# WHAT YOU ARE ASKED TO DO
Give every entry again, unchanged, and leave its images out.

--- start of RECORDS ---

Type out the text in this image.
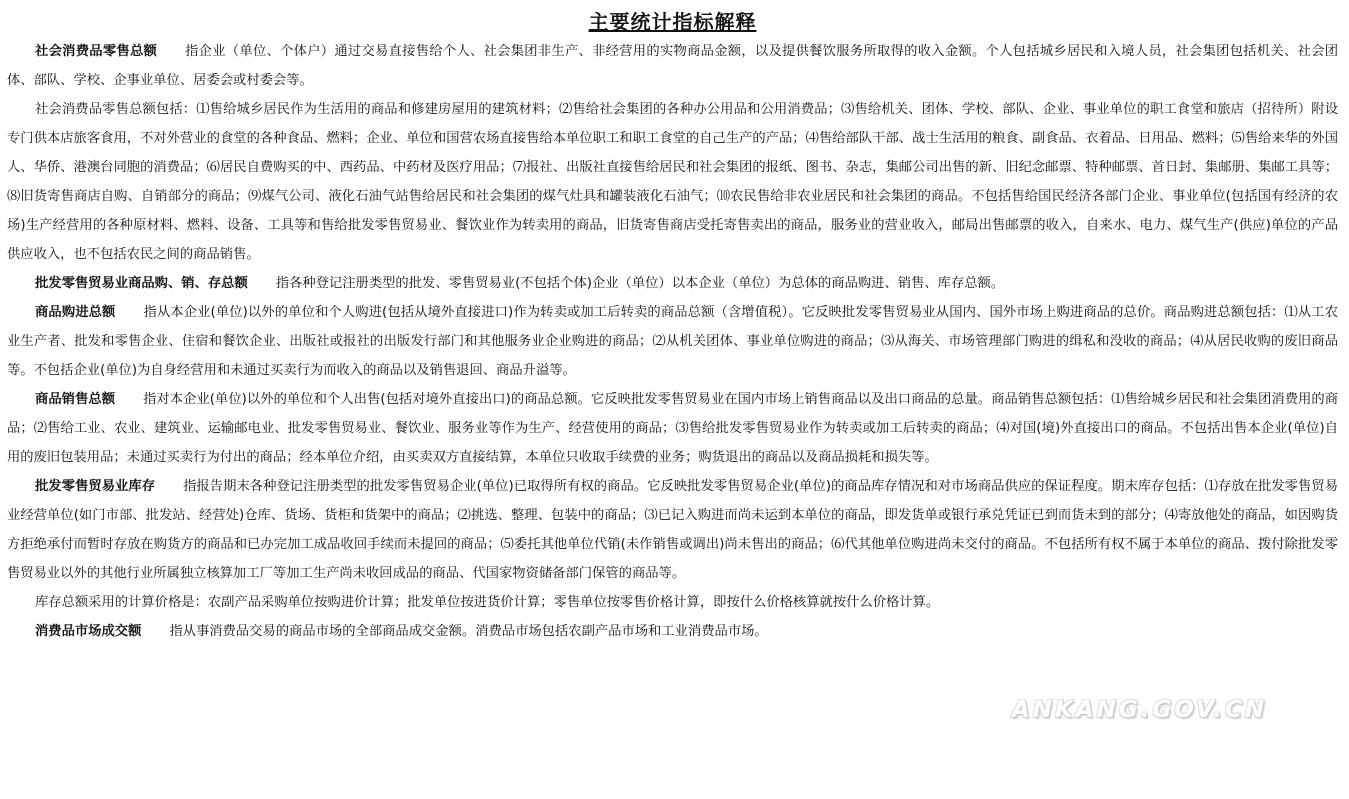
主要统计指标解释

社会消费品零售总额 指企业（单位、个体户）通过交易直接售给个人、社会集团非生产、非经营用的实物商品金额，以及提供餐饮服务所取得的收入金额。个人包括城乡居民和入境人员，社会集团包括机关、社会团体、部队、学校、企事业单位、居委会或村委会等。

社会消费品零售总额包括：⑴售给城乡居民作为生活用的商品和修建房屋用的建筑材料；⑵售给社会集团的各种办公用品和公用消费品；⑶售给机关、团体、学校、部队、企业、事业单位的职工食堂和旅店（招待所）附设专门供本店旅客食用，不对外营业的食堂的各种食品、燃料；企业、单位和国营农场直接售给本单位职工和职工食堂的自己生产的产品；⑷售给部队干部、战士生活用的粮食、副食品、衣着品、日用品、燃料；⑸售给来华的外国人、华侨、港澳台同胞的消费品；⑹居民自费购买的中、西药品、中药材及医疗用品；⑺报社、出版社直接售给居民和社会集团的报纸、图书、杂志，集邮公司出售的新、旧纪念邮票、特种邮票、首日封、集邮册、集邮工具等；⑻旧货寄售商店自购、自销部分的商品；⑼煤气公司、液化石油气站售给居民和社会集团的煤气灶具和罐装液化石油气；⑽农民售给非农业居民和社会集团的商品。不包括售给国民经济各部门企业、事业单位(包括国有经济的农场)生产经营用的各种原材料、燃料、设备、工具等和售给批发零售贸易业、餐饮业作为转卖用的商品，旧货寄售商店受托寄售卖出的商品，服务业的营业收入，邮局出售邮票的收入，自来水、电力、煤气生产(供应)单位的产品供应收入，也不包括农民之间的商品销售。

批发零售贸易业商品购、销、存总额 指各种登记注册类型的批发、零售贸易业(不包括个体)企业（单位）以本企业（单位）为总体的商品购进、销售、库存总额。

商品购进总额 指从本企业(单位)以外的单位和个人购进(包括从境外直接进口)作为转卖或加工后转卖的商品总额（含增值税）。它反映批发零售贸易业从国内、国外市场上购进商品的总价。商品购进总额包括：⑴从工农业生产者、批发和零售企业、住宿和餐饮企业、出版社或报社的出版发行部门和其他服务业企业购进的商品；⑵从机关团体、事业单位购进的商品；⑶从海关、市场管理部门购进的缉私和没收的商品；⑷从居民收购的废旧商品等。不包括企业(单位)为自身经营用和未通过买卖行为而收入的商品以及销售退回、商品升溢等。

商品销售总额 指对本企业(单位)以外的单位和个人出售(包括对境外直接出口)的商品总额。它反映批发零售贸易业在国内市场上销售商品以及出口商品的总量。商品销售总额包括：⑴售给城乡居民和社会集团消费用的商品；⑵售给工业、农业、建筑业、运输邮电业、批发零售贸易业、餐饮业、服务业等作为生产、经营使用的商品；⑶售给批发零售贸易业作为转卖或加工后转卖的商品；⑷对国(境)外直接出口的商品。不包括出售本企业(单位)自用的废旧包装用品；未通过买卖行为付出的商品；经本单位介绍，由买卖双方直接结算，本单位只收取手续费的业务；购货退出的商品以及商品损耗和损失等。

批发零售贸易业库存 指报告期末各种登记注册类型的批发零售贸易企业(单位)已取得所有权的商品。它反映批发零售贸易企业(单位)的商品库存情况和对市场商品供应的保证程度。期末库存包括：⑴存放在批发零售贸易业经营单位(如门市部、批发站、经营处)仓库、货场、货柜和货架中的商品；⑵挑选、整理、包装中的商品；⑶已记入购进而尚未运到本单位的商品，即发货单或银行承兑凭证已到而货未到的部分；⑷寄放他处的商品，如因购货方拒绝承付而暂时存放在购货方的商品和已办完加工成品收回手续而未提回的商品；⑸委托其他单位代销(未作销售或调出)尚未售出的商品；⑹代其他单位购进尚未交付的商品。不包括所有权不属于本单位的商品、拨付除批发零售贸易业以外的其他行业所属独立核算加工厂等加工生产尚未收回成品的商品、代国家物资储备部门保管的商品等。

库存总额采用的计算价格是：农副产品采购单位按购进价计算；批发单位按进货价计算；零售单位按零售价格计算，即按什么价格核算就按什么价格计算。

消费品市场成交额 指从事消费品交易的商品市场的全部商品成交金额。消费品市场包括农副产品市场和工业消费品市场。

ANKANG.GOV.CN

--- end of RECORDS ---

# FINISHED ANSWER
Type out the text in this image.
主要统计指标解释

社会消费品零售总额 指企业（单位、个体户）通过交易直接售给个人、社会集团非生产、非经营用的实物商品金额，以及提供餐饮服务所取得的收入金额。个人包括城乡居民和入境人员，社会集团包括机关、社会团体、部队、学校、企事业单位、居委会或村委会等。

社会消费品零售总额包括：⑴售给城乡居民作为生活用的商品和修建房屋用的建筑材料；⑵售给社会集团的各种办公用品和公用消费品；⑶售给机关、团体、学校、部队、企业、事业单位的职工食堂和旅店（招待所）附设专门供本店旅客食用，不对外营业的食堂的各种食品、燃料；企业、单位和国营农场直接售给本单位职工和职工食堂的自己生产的产品；⑷售给部队干部、战士生活用的粮食、副食品、衣着品、日用品、燃料；⑸售给来华的外国人、华侨、港澳台同胞的消费品；⑹居民自费购买的中、西药品、中药材及医疗用品；⑺报社、出版社直接售给居民和社会集团的报纸、图书、杂志，集邮公司出售的新、旧纪念邮票、特种邮票、首日封、集邮册、集邮工具等；⑻旧货寄售商店自购、自销部分的商品；⑼煤气公司、液化石油气站售给居民和社会集团的煤气灶具和罐装液化石油气；⑽农民售给非农业居民和社会集团的商品。不包括售给国民经济各部门企业、事业单位(包括国有经济的农场)生产经营用的各种原材料、燃料、设备、工具等和售给批发零售贸易业、餐饮业作为转卖用的商品，旧货寄售商店受托寄售卖出的商品，服务业的营业收入，邮局出售邮票的收入，自来水、电力、煤气生产(供应)单位的产品供应收入，也不包括农民之间的商品销售。

批发零售贸易业商品购、销、存总额 指各种登记注册类型的批发、零售贸易业(不包括个体)企业（单位）以本企业（单位）为总体的商品购进、销售、库存总额。

商品购进总额 指从本企业(单位)以外的单位和个人购进(包括从境外直接进口)作为转卖或加工后转卖的商品总额（含增值税）。它反映批发零售贸易业从国内、国外市场上购进商品的总价。商品购进总额包括：⑴从工农业生产者、批发和零售企业、住宿和餐饮企业、出版社或报社的出版发行部门和其他服务业企业购进的商品；⑵从机关团体、事业单位购进的商品；⑶从海关、市场管理部门购进的缉私和没收的商品；⑷从居民收购的废旧商品等。不包括企业(单位)为自身经营用和未通过买卖行为而收入的商品以及销售退回、商品升溢等。

商品销售总额 指对本企业(单位)以外的单位和个人出售(包括对境外直接出口)的商品总额。它反映批发零售贸易业在国内市场上销售商品以及出口商品的总量。商品销售总额包括：⑴售给城乡居民和社会集团消费用的商品；⑵售给工业、农业、建筑业、运输邮电业、批发零售贸易业、餐饮业、服务业等作为生产、经营使用的商品；⑶售给批发零售贸易业作为转卖或加工后转卖的商品；⑷对国(境)外直接出口的商品。不包括出售本企业(单位)自用的废旧包装用品；未通过买卖行为付出的商品；经本单位介绍，由买卖双方直接结算，本单位只收取手续费的业务；购货退出的商品以及商品损耗和损失等。

批发零售贸易业库存 指报告期末各种登记注册类型的批发零售贸易企业(单位)已取得所有权的商品。它反映批发零售贸易企业(单位)的商品库存情况和对市场商品供应的保证程度。期末库存包括：⑴存放在批发零售贸易业经营单位(如门市部、批发站、经营处)仓库、货场、货柜和货架中的商品；⑵挑选、整理、包装中的商品；⑶已记入购进而尚未运到本单位的商品，即发货单或银行承兑凭证已到而货未到的部分；⑷寄放他处的商品，如因购货方拒绝承付而暂时存放在购货方的商品和已办完加工成品收回手续而未提回的商品；⑸委托其他单位代销(未作销售或调出)尚未售出的商品；⑹代其他单位购进尚未交付的商品。不包括所有权不属于本单位的商品、拨付除批发零售贸易业以外的其他行业所属独立核算加工厂等加工生产尚未收回成品的商品、代国家物资储备部门保管的商品等。

库存总额采用的计算价格是：农副产品采购单位按购进价计算；批发单位按进货价计算；零售单位按零售价格计算，即按什么价格核算就按什么价格计算。

消费品市场成交额 指从事消费品交易的商品市场的全部商品成交金额。消费品市场包括农副产品市场和工业消费品市场。

ANKANG.GOV.CN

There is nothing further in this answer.